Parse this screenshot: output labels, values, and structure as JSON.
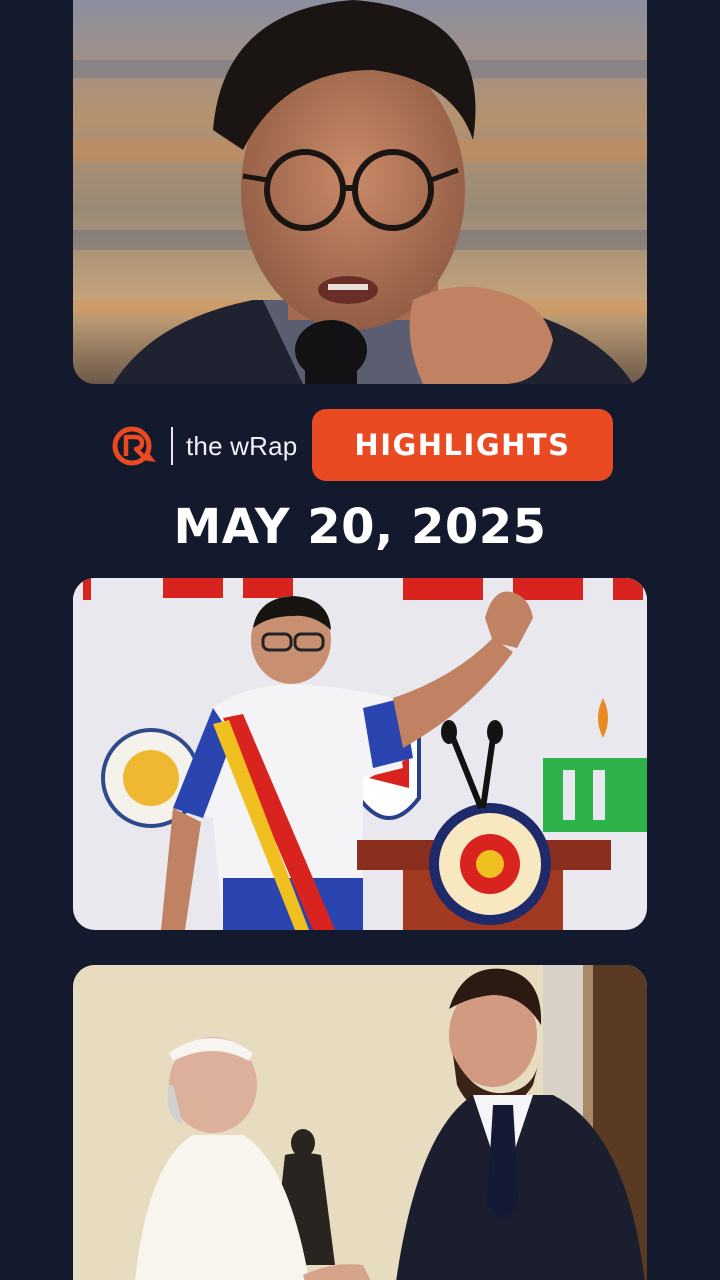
{
  "header": {
    "brand_logo": "rappler-logo",
    "show_name": "the wRap",
    "badge_label": "HIGHLIGHTS",
    "date": "MAY 20, 2025"
  },
  "photos": [
    {
      "name": "photo-speaker-with-glasses"
    },
    {
      "name": "photo-president-waving-at-podium"
    },
    {
      "name": "photo-pope-handshake"
    }
  ],
  "colors": {
    "background": "#141a2e",
    "accent": "#ea4a22",
    "text": "#ffffff"
  }
}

===============

§ What you are asked to do
Quote the material exactly. Pictures stay out.

§ Task output
Parse this screenshot: output labels, values, and structure as JSON.
{
  "header": {
    "brand_logo": "rappler-logo",
    "show_name": "the wRap",
    "badge_label": "HIGHLIGHTS",
    "date": "MAY 20, 2025"
  },
  "photos": [
    {
      "name": "photo-speaker-with-glasses"
    },
    {
      "name": "photo-president-waving-at-podium"
    },
    {
      "name": "photo-pope-handshake"
    }
  ],
  "colors": {
    "background": "#141a2e",
    "accent": "#ea4a22",
    "text": "#ffffff"
  }
}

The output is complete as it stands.